RECORDS FOR THE TASK:
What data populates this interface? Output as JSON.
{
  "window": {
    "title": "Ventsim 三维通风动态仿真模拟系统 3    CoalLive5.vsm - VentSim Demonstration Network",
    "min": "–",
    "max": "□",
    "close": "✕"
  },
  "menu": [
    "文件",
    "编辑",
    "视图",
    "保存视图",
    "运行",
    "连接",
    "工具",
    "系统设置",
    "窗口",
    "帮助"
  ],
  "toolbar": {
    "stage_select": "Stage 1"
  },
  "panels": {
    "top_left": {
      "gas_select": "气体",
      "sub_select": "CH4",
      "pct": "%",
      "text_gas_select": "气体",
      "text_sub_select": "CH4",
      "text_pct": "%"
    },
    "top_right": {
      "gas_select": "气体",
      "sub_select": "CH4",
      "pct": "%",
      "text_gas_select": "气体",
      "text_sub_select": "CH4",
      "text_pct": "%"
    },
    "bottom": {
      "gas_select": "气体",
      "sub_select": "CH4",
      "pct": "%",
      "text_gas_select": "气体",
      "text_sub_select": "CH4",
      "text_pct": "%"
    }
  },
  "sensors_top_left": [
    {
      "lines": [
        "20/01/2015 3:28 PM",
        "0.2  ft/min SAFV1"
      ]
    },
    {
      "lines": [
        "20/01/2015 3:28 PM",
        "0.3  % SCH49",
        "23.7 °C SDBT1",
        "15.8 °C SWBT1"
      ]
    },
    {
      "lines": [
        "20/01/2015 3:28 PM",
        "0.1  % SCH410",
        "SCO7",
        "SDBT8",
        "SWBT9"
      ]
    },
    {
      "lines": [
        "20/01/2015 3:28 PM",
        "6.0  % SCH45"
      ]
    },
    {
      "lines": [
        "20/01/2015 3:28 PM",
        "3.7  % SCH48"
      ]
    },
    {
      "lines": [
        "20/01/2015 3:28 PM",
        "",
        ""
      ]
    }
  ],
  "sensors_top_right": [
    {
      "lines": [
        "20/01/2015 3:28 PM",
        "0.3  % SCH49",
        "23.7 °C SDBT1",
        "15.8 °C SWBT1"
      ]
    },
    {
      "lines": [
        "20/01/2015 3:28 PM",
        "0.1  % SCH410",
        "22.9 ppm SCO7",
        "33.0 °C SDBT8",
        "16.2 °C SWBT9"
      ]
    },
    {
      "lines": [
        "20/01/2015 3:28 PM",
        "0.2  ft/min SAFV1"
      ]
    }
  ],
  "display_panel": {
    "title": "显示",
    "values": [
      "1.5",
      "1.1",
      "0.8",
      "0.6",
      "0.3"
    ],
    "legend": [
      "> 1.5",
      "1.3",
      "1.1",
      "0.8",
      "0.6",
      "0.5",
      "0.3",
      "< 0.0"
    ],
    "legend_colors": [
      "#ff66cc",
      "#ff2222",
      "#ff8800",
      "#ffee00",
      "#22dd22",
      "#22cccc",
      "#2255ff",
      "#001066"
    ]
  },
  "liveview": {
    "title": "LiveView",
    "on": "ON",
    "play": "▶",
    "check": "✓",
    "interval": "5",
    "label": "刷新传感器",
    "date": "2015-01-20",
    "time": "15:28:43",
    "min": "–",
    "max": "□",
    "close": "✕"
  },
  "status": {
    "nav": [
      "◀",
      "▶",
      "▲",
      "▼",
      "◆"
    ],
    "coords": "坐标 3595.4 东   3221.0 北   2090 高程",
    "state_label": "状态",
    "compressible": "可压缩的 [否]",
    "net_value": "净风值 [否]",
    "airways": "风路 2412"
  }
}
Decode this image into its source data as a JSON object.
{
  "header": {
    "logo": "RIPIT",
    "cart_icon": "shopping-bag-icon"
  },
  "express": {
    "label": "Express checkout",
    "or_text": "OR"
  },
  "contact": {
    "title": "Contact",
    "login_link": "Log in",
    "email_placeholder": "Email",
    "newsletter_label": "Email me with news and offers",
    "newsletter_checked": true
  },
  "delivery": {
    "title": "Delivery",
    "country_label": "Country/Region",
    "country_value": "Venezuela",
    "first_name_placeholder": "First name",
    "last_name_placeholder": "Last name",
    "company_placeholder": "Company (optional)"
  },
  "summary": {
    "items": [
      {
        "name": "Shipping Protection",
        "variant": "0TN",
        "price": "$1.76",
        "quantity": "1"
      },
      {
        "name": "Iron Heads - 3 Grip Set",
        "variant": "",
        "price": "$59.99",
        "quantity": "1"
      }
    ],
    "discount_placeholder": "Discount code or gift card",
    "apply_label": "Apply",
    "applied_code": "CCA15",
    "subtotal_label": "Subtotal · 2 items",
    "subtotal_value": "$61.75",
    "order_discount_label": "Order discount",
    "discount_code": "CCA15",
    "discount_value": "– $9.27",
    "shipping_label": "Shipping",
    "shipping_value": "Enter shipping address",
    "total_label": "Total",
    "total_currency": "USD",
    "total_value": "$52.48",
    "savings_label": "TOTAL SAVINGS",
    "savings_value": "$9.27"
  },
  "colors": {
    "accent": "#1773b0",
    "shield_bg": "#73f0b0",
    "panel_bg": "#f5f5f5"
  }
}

TASK GOAL: Your task is to give the records above again, exactly.

CORRECT OUTPUT:
What data populates this interface? Output as JSON.
{
  "window": {
    "title": "Ventsim 三维通风动态仿真模拟系统 3    CoalLive5.vsm - VentSim Demonstration Network",
    "min": "–",
    "max": "□",
    "close": "✕"
  },
  "menu": [
    "文件",
    "编辑",
    "视图",
    "保存视图",
    "运行",
    "连接",
    "工具",
    "系统设置",
    "窗口",
    "帮助"
  ],
  "toolbar": {
    "stage_select": "Stage 1"
  },
  "panels": {
    "top_left": {
      "gas_select": "气体",
      "sub_select": "CH4",
      "pct": "%",
      "text_gas_select": "气体",
      "text_sub_select": "CH4",
      "text_pct": "%"
    },
    "top_right": {
      "gas_select": "气体",
      "sub_select": "CH4",
      "pct": "%",
      "text_gas_select": "气体",
      "text_sub_select": "CH4",
      "text_pct": "%"
    },
    "bottom": {
      "gas_select": "气体",
      "sub_select": "CH4",
      "pct": "%",
      "text_gas_select": "气体",
      "text_sub_select": "CH4",
      "text_pct": "%"
    }
  },
  "sensors_top_left": [
    {
      "lines": [
        "20/01/2015 3:28 PM",
        "0.2  ft/min SAFV1"
      ]
    },
    {
      "lines": [
        "20/01/2015 3:28 PM",
        "0.3  % SCH49",
        "23.7 °C SDBT1",
        "15.8 °C SWBT1"
      ]
    },
    {
      "lines": [
        "20/01/2015 3:28 PM",
        "0.1  % SCH410",
        "SCO7",
        "SDBT8",
        "SWBT9"
      ]
    },
    {
      "lines": [
        "20/01/2015 3:28 PM",
        "6.0  % SCH45"
      ]
    },
    {
      "lines": [
        "20/01/2015 3:28 PM",
        "3.7  % SCH48"
      ]
    },
    {
      "lines": [
        "20/01/2015 3:28 PM",
        "",
        ""
      ]
    }
  ],
  "sensors_top_right": [
    {
      "lines": [
        "20/01/2015 3:28 PM",
        "0.3  % SCH49",
        "23.7 °C SDBT1",
        "15.8 °C SWBT1"
      ]
    },
    {
      "lines": [
        "20/01/2015 3:28 PM",
        "0.1  % SCH410",
        "22.9 ppm SCO7",
        "33.0 °C SDBT8",
        "16.2 °C SWBT9"
      ]
    },
    {
      "lines": [
        "20/01/2015 3:28 PM",
        "0.2  ft/min SAFV1"
      ]
    }
  ],
  "display_panel": {
    "title": "显示",
    "values": [
      "1.5",
      "1.1",
      "0.8",
      "0.6",
      "0.3"
    ],
    "legend": [
      "> 1.5",
      "1.3",
      "1.1",
      "0.8",
      "0.6",
      "0.5",
      "0.3",
      "< 0.0"
    ],
    "legend_colors": [
      "#ff66cc",
      "#ff2222",
      "#ff8800",
      "#ffee00",
      "#22dd22",
      "#22cccc",
      "#2255ff",
      "#001066"
    ]
  },
  "liveview": {
    "title": "LiveView",
    "on": "ON",
    "play": "▶",
    "check": "✓",
    "interval": "5",
    "label": "刷新传感器",
    "date": "2015-01-20",
    "time": "15:28:43",
    "min": "–",
    "max": "□",
    "close": "✕"
  },
  "status": {
    "nav": [
      "◀",
      "▶",
      "▲",
      "▼",
      "◆"
    ],
    "coords": "坐标 3595.4 东   3221.0 北   2090 高程",
    "state_label": "状态",
    "compressible": "可压缩的 [否]",
    "net_value": "净风值 [否]",
    "airways": "风路 2412"
  }
}
Decode this image into its source data as a JSON object.
{
  "header": {
    "logo": "RIPIT",
    "cart_icon": "shopping-bag-icon"
  },
  "express": {
    "label": "Express checkout",
    "or_text": "OR"
  },
  "contact": {
    "title": "Contact",
    "login_link": "Log in",
    "email_placeholder": "Email",
    "newsletter_label": "Email me with news and offers",
    "newsletter_checked": true
  },
  "delivery": {
    "title": "Delivery",
    "country_label": "Country/Region",
    "country_value": "Venezuela",
    "first_name_placeholder": "First name",
    "last_name_placeholder": "Last name",
    "company_placeholder": "Company (optional)"
  },
  "summary": {
    "items": [
      {
        "name": "Shipping Protection",
        "variant": "0TN",
        "price": "$1.76",
        "quantity": "1"
      },
      {
        "name": "Iron Heads - 3 Grip Set",
        "variant": "",
        "price": "$59.99",
        "quantity": "1"
      }
    ],
    "discount_placeholder": "Discount code or gift card",
    "apply_label": "Apply",
    "applied_code": "CCA15",
    "subtotal_label": "Subtotal · 2 items",
    "subtotal_value": "$61.75",
    "order_discount_label": "Order discount",
    "discount_code": "CCA15",
    "discount_value": "– $9.27",
    "shipping_label": "Shipping",
    "shipping_value": "Enter shipping address",
    "total_label": "Total",
    "total_currency": "USD",
    "total_value": "$52.48",
    "savings_label": "TOTAL SAVINGS",
    "savings_value": "$9.27"
  },
  "colors": {
    "accent": "#1773b0",
    "shield_bg": "#73f0b0",
    "panel_bg": "#f5f5f5"
  }
}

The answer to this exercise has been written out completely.